## Data excerpts

## BEGIN

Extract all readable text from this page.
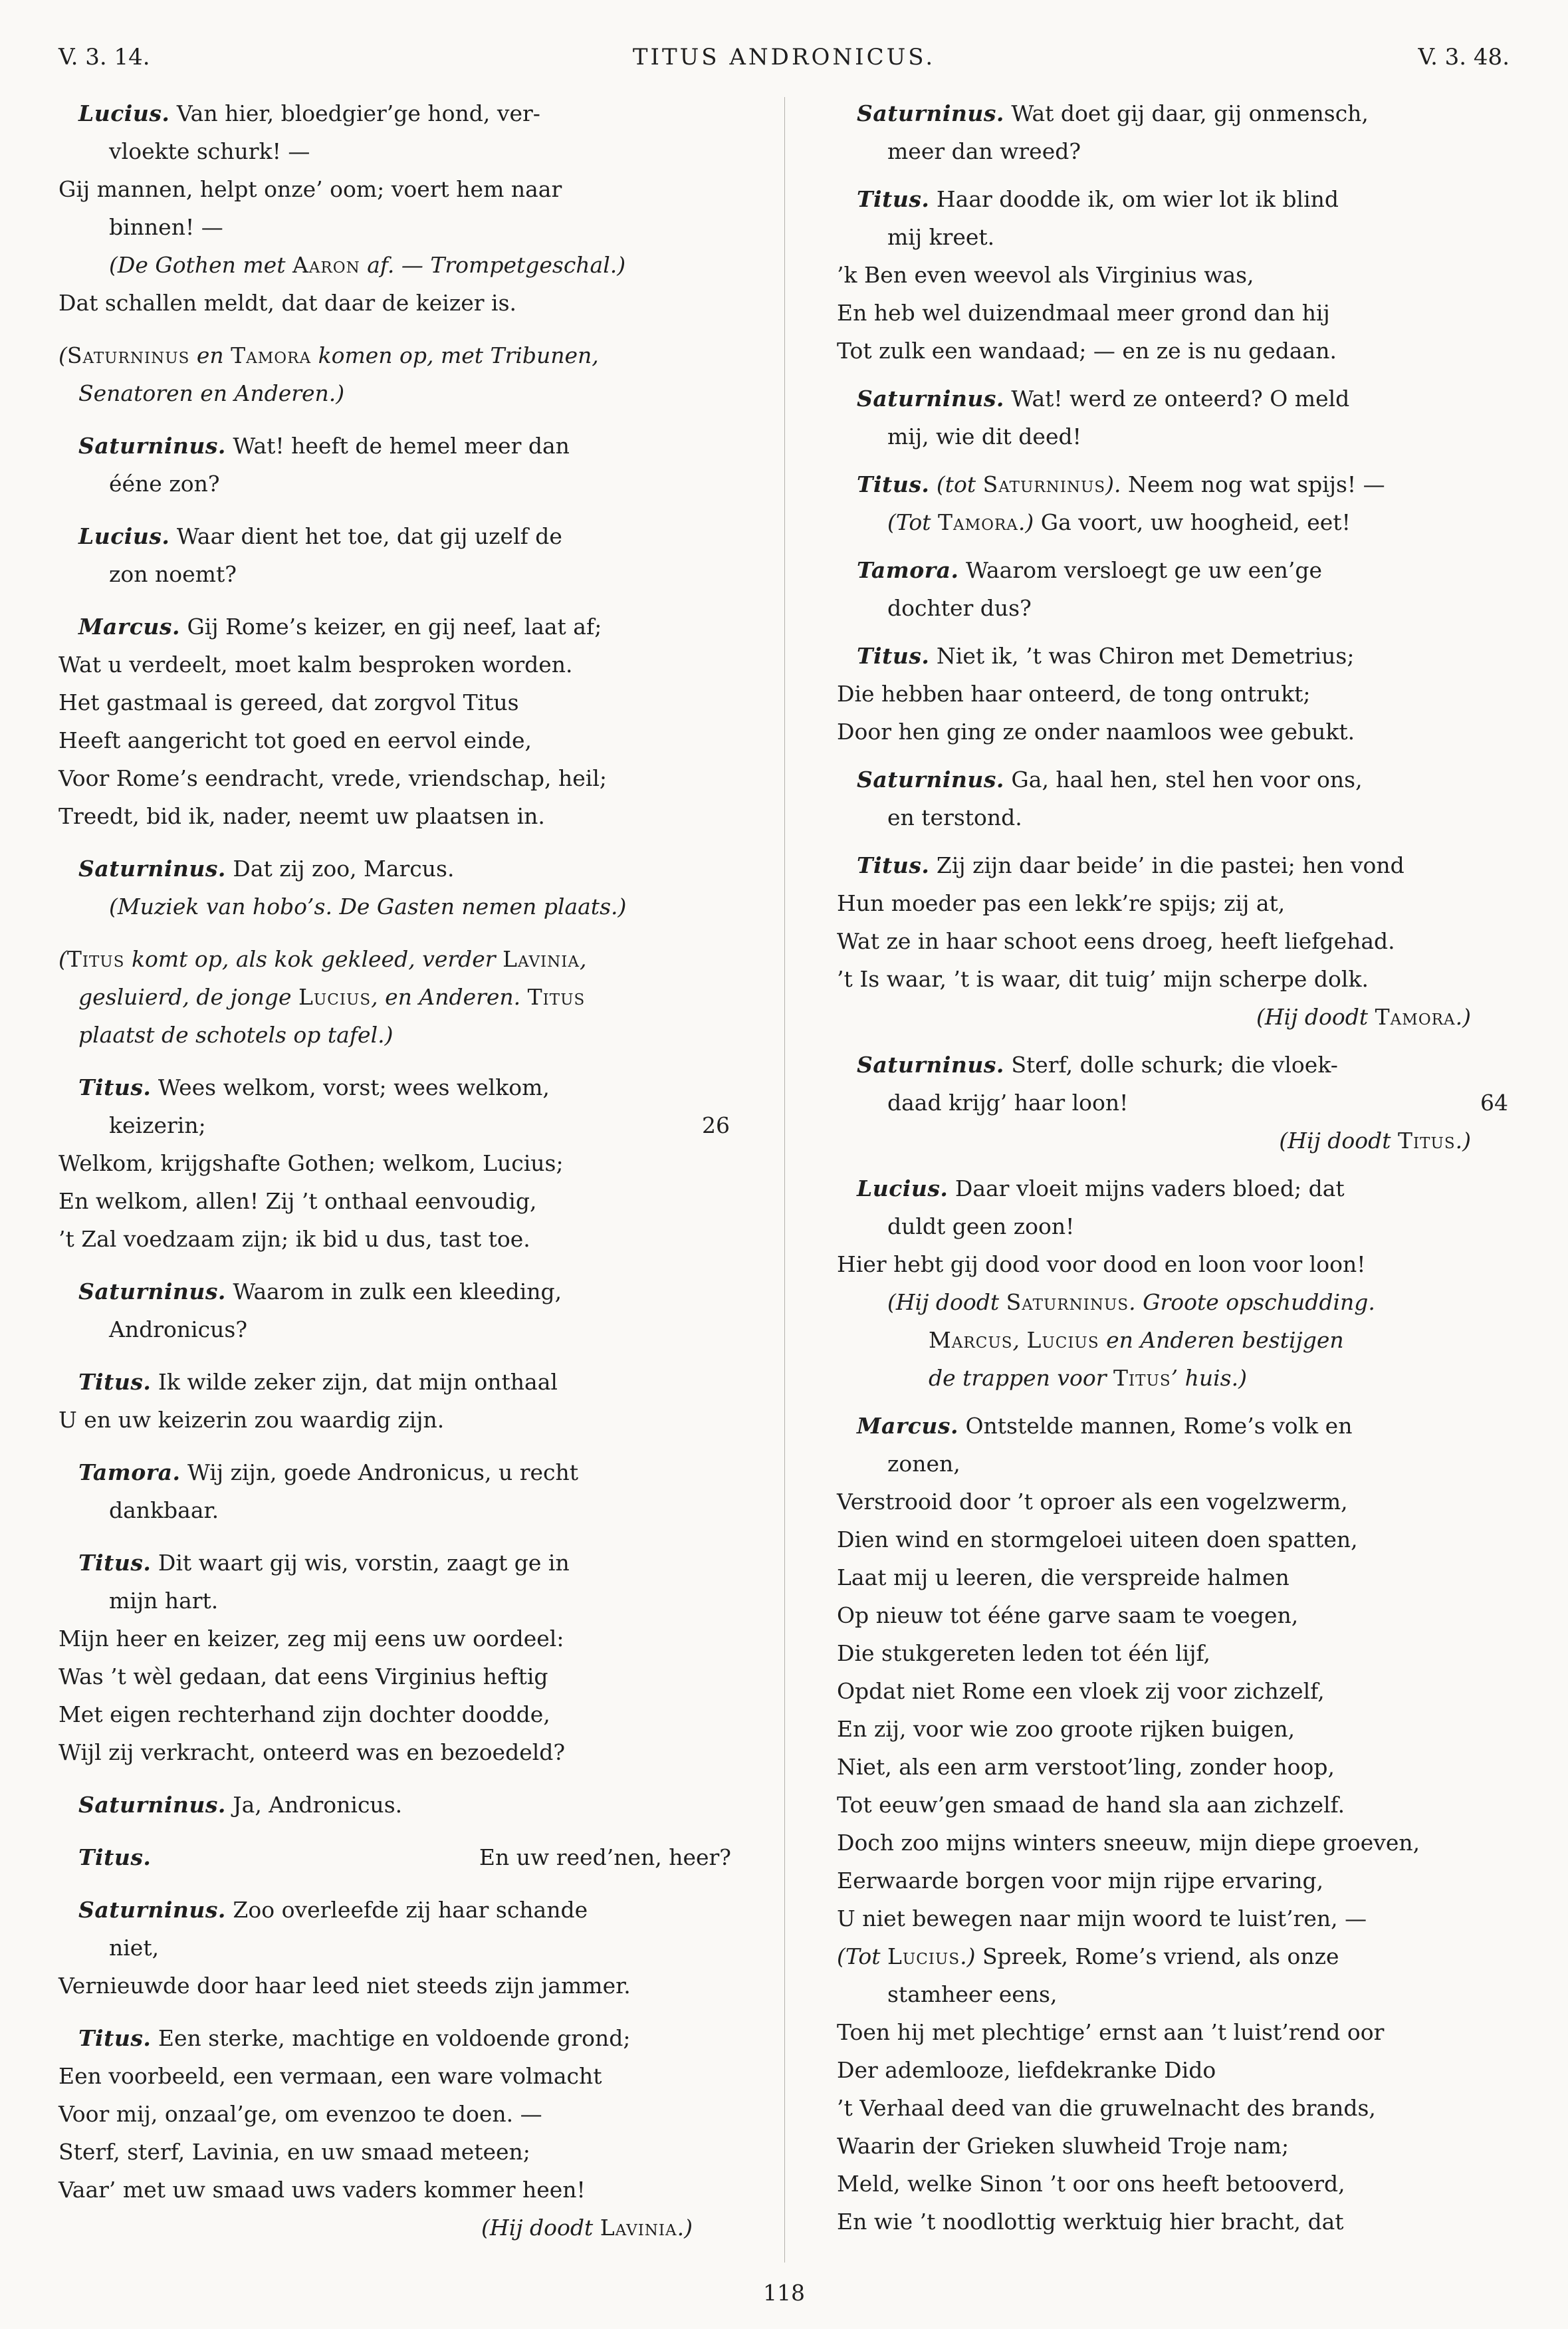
V. 3. 14.	TITUS ANDRONICUS.	V. 3. 48.
Lucius. Van hier, bloedgier’ge hond, ver-
vloekte schurk! —
Gij mannen, helpt onze’ oom; voert hem naar
binnen! —
(De Gothen met Aaron af. — Trompetgeschal.)
Dat schallen meldt, dat daar de keizer is.
(Saturninus en Tamora komen op, met Tribunen,
Senatoren en Anderen.)
Saturninus. Wat! heeft de hemel meer dan
ééne zon?
Lucius. Waar dient het toe, dat gij uzelf de
zon noemt?
Marcus. Gij Rome’s keizer, en gij neef, laat af;
Wat u verdeelt, moet kalm besproken worden.
Het gastmaal is gereed, dat zorgvol Titus
Heeft aangericht tot goed en eervol einde,
Voor Rome’s eendracht, vrede, vriendschap, heil;
Treedt, bid ik, nader, neemt uw plaatsen in.
Saturninus. Dat zij zoo, Marcus.
(Muziek van hobo’s. De Gasten nemen plaats.)
(Titus komt op, als kok gekleed, verder Lavinia,
gesluierd, de jonge Lucius, en Anderen. Titus
plaatst de schotels op tafel.)
Titus. Wees welkom, vorst; wees welkom,
keizerin;	26
Welkom, krijgshafte Gothen; welkom, Lucius;
En welkom, allen! Zij ’t onthaal eenvoudig,
’t Zal voedzaam zijn; ik bid u dus, tast toe.
Saturninus. Waarom in zulk een kleeding,
Andronicus?
Titus. Ik wilde zeker zijn, dat mijn onthaal
U en uw keizerin zou waardig zijn.
Tamora. Wij zijn, goede Andronicus, u recht
dankbaar.
Titus. Dit waart gij wis, vorstin, zaagt ge in
mijn hart.
Mijn heer en keizer, zeg mij eens uw oordeel:
Was ’t wèl gedaan, dat eens Virginius heftig
Met eigen rechterhand zijn dochter doodde,
Wijl zij verkracht, onteerd was en bezoedeld?
Saturninus. Ja, Andronicus.
Titus.	En uw reed’nen, heer?
Saturninus. Zoo overleefde zij haar schande
niet,
Vernieuwde door haar leed niet steeds zijn jammer.
Titus. Een sterke, machtige en voldoende grond;
Een voorbeeld, een vermaan, een ware volmacht
Voor mij, onzaal’ge, om evenzoo te doen. —
Sterf, sterf, Lavinia, en uw smaad meteen;
Vaar’ met uw smaad uws vaders kommer heen!
(Hij doodt Lavinia.)
Saturninus. Wat doet gij daar, gij onmensch,
meer dan wreed?
Titus. Haar doodde ik, om wier lot ik blind
mij kreet.
’k Ben even weevol als Virginius was,
En heb wel duizendmaal meer grond dan hij
Tot zulk een wandaad; — en ze is nu gedaan.
Saturninus. Wat! werd ze onteerd? O meld
mij, wie dit deed!
Titus. (tot Saturninus). Neem nog wat spijs! —
(Tot Tamora.) Ga voort, uw hoogheid, eet!
Tamora. Waarom versloegt ge uw een’ge
dochter dus?
Titus. Niet ik, ’t was Chiron met Demetrius;
Die hebben haar onteerd, de tong ontrukt;
Door hen ging ze onder naamloos wee gebukt.
Saturninus. Ga, haal hen, stel hen voor ons,
en terstond.
Titus. Zij zijn daar beide’ in die pastei; hen vond
Hun moeder pas een lekk’re spijs; zij at,
Wat ze in haar schoot eens droeg, heeft liefgehad.
’t Is waar, ’t is waar, dit tuig’ mijn scherpe dolk.
(Hij doodt Tamora.)
Saturninus. Sterf, dolle schurk; die vloek-
daad krijg’ haar loon!	64
(Hij doodt Titus.)
Lucius. Daar vloeit mijns vaders bloed; dat
duldt geen zoon!
Hier hebt gij dood voor dood en loon voor loon!
(Hij doodt Saturninus. Groote opschudding.
Marcus, Lucius en Anderen bestijgen
de trappen voor Titus’ huis.)
Marcus. Ontstelde mannen, Rome’s volk en
zonen,
Verstrooid door ’t oproer als een vogelzwerm,
Dien wind en stormgeloei uiteen doen spatten,
Laat mij u leeren, die verspreide halmen
Op nieuw tot ééne garve saam te voegen,
Die stukgereten leden tot één lijf,
Opdat niet Rome een vloek zij voor zichzelf,
En zij, voor wie zoo groote rijken buigen,
Niet, als een arm verstoot’ling, zonder hoop,
Tot eeuw’gen smaad de hand sla aan zichzelf.
Doch zoo mijns winters sneeuw, mijn diepe groeven,
Eerwaarde borgen voor mijn rijpe ervaring,
U niet bewegen naar mijn woord te luist’ren, —
(Tot Lucius.) Spreek, Rome’s vriend, als onze
stamheer eens,
Toen hij met plechtige’ ernst aan ’t luist’rend oor
Der ademlooze, liefdekranke Dido
’t Verhaal deed van die gruwelnacht des brands,
Waarin der Grieken sluwheid Troje nam;
Meld, welke Sinon ’t oor ons heeft betooverd,
En wie ’t noodlottig werktuig hier bracht, dat
118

## END

## AIM
Copy every record above exactly, leaving out the pictures.

## OUTPUT OF THE EXERCISE
Extract all readable text from this page.
V. 3. 14.	TITUS ANDRONICUS.	V. 3. 48.
Lucius. Van hier, bloedgier’ge hond, ver-
vloekte schurk! —
Gij mannen, helpt onze’ oom; voert hem naar
binnen! —
(De Gothen met Aaron af. — Trompetgeschal.)
Dat schallen meldt, dat daar de keizer is.
(Saturninus en Tamora komen op, met Tribunen,
Senatoren en Anderen.)
Saturninus. Wat! heeft de hemel meer dan
ééne zon?
Lucius. Waar dient het toe, dat gij uzelf de
zon noemt?
Marcus. Gij Rome’s keizer, en gij neef, laat af;
Wat u verdeelt, moet kalm besproken worden.
Het gastmaal is gereed, dat zorgvol Titus
Heeft aangericht tot goed en eervol einde,
Voor Rome’s eendracht, vrede, vriendschap, heil;
Treedt, bid ik, nader, neemt uw plaatsen in.
Saturninus. Dat zij zoo, Marcus.
(Muziek van hobo’s. De Gasten nemen plaats.)
(Titus komt op, als kok gekleed, verder Lavinia,
gesluierd, de jonge Lucius, en Anderen. Titus
plaatst de schotels op tafel.)
Titus. Wees welkom, vorst; wees welkom,
keizerin;	26
Welkom, krijgshafte Gothen; welkom, Lucius;
En welkom, allen! Zij ’t onthaal eenvoudig,
’t Zal voedzaam zijn; ik bid u dus, tast toe.
Saturninus. Waarom in zulk een kleeding,
Andronicus?
Titus. Ik wilde zeker zijn, dat mijn onthaal
U en uw keizerin zou waardig zijn.
Tamora. Wij zijn, goede Andronicus, u recht
dankbaar.
Titus. Dit waart gij wis, vorstin, zaagt ge in
mijn hart.
Mijn heer en keizer, zeg mij eens uw oordeel:
Was ’t wèl gedaan, dat eens Virginius heftig
Met eigen rechterhand zijn dochter doodde,
Wijl zij verkracht, onteerd was en bezoedeld?
Saturninus. Ja, Andronicus.
Titus.	En uw reed’nen, heer?
Saturninus. Zoo overleefde zij haar schande
niet,
Vernieuwde door haar leed niet steeds zijn jammer.
Titus. Een sterke, machtige en voldoende grond;
Een voorbeeld, een vermaan, een ware volmacht
Voor mij, onzaal’ge, om evenzoo te doen. —
Sterf, sterf, Lavinia, en uw smaad meteen;
Vaar’ met uw smaad uws vaders kommer heen!
(Hij doodt Lavinia.)
Saturninus. Wat doet gij daar, gij onmensch,
meer dan wreed?
Titus. Haar doodde ik, om wier lot ik blind
mij kreet.
’k Ben even weevol als Virginius was,
En heb wel duizendmaal meer grond dan hij
Tot zulk een wandaad; — en ze is nu gedaan.
Saturninus. Wat! werd ze onteerd? O meld
mij, wie dit deed!
Titus. (tot Saturninus). Neem nog wat spijs! —
(Tot Tamora.) Ga voort, uw hoogheid, eet!
Tamora. Waarom versloegt ge uw een’ge
dochter dus?
Titus. Niet ik, ’t was Chiron met Demetrius;
Die hebben haar onteerd, de tong ontrukt;
Door hen ging ze onder naamloos wee gebukt.
Saturninus. Ga, haal hen, stel hen voor ons,
en terstond.
Titus. Zij zijn daar beide’ in die pastei; hen vond
Hun moeder pas een lekk’re spijs; zij at,
Wat ze in haar schoot eens droeg, heeft liefgehad.
’t Is waar, ’t is waar, dit tuig’ mijn scherpe dolk.
(Hij doodt Tamora.)
Saturninus. Sterf, dolle schurk; die vloek-
daad krijg’ haar loon!	64
(Hij doodt Titus.)
Lucius. Daar vloeit mijns vaders bloed; dat
duldt geen zoon!
Hier hebt gij dood voor dood en loon voor loon!
(Hij doodt Saturninus. Groote opschudding.
Marcus, Lucius en Anderen bestijgen
de trappen voor Titus’ huis.)
Marcus. Ontstelde mannen, Rome’s volk en
zonen,
Verstrooid door ’t oproer als een vogelzwerm,
Dien wind en stormgeloei uiteen doen spatten,
Laat mij u leeren, die verspreide halmen
Op nieuw tot ééne garve saam te voegen,
Die stukgereten leden tot één lijf,
Opdat niet Rome een vloek zij voor zichzelf,
En zij, voor wie zoo groote rijken buigen,
Niet, als een arm verstoot’ling, zonder hoop,
Tot eeuw’gen smaad de hand sla aan zichzelf.
Doch zoo mijns winters sneeuw, mijn diepe groeven,
Eerwaarde borgen voor mijn rijpe ervaring,
U niet bewegen naar mijn woord te luist’ren, —
(Tot Lucius.) Spreek, Rome’s vriend, als onze
stamheer eens,
Toen hij met plechtige’ ernst aan ’t luist’rend oor
Der ademlooze, liefdekranke Dido
’t Verhaal deed van die gruwelnacht des brands,
Waarin der Grieken sluwheid Troje nam;
Meld, welke Sinon ’t oor ons heeft betooverd,
En wie ’t noodlottig werktuig hier bracht, dat
118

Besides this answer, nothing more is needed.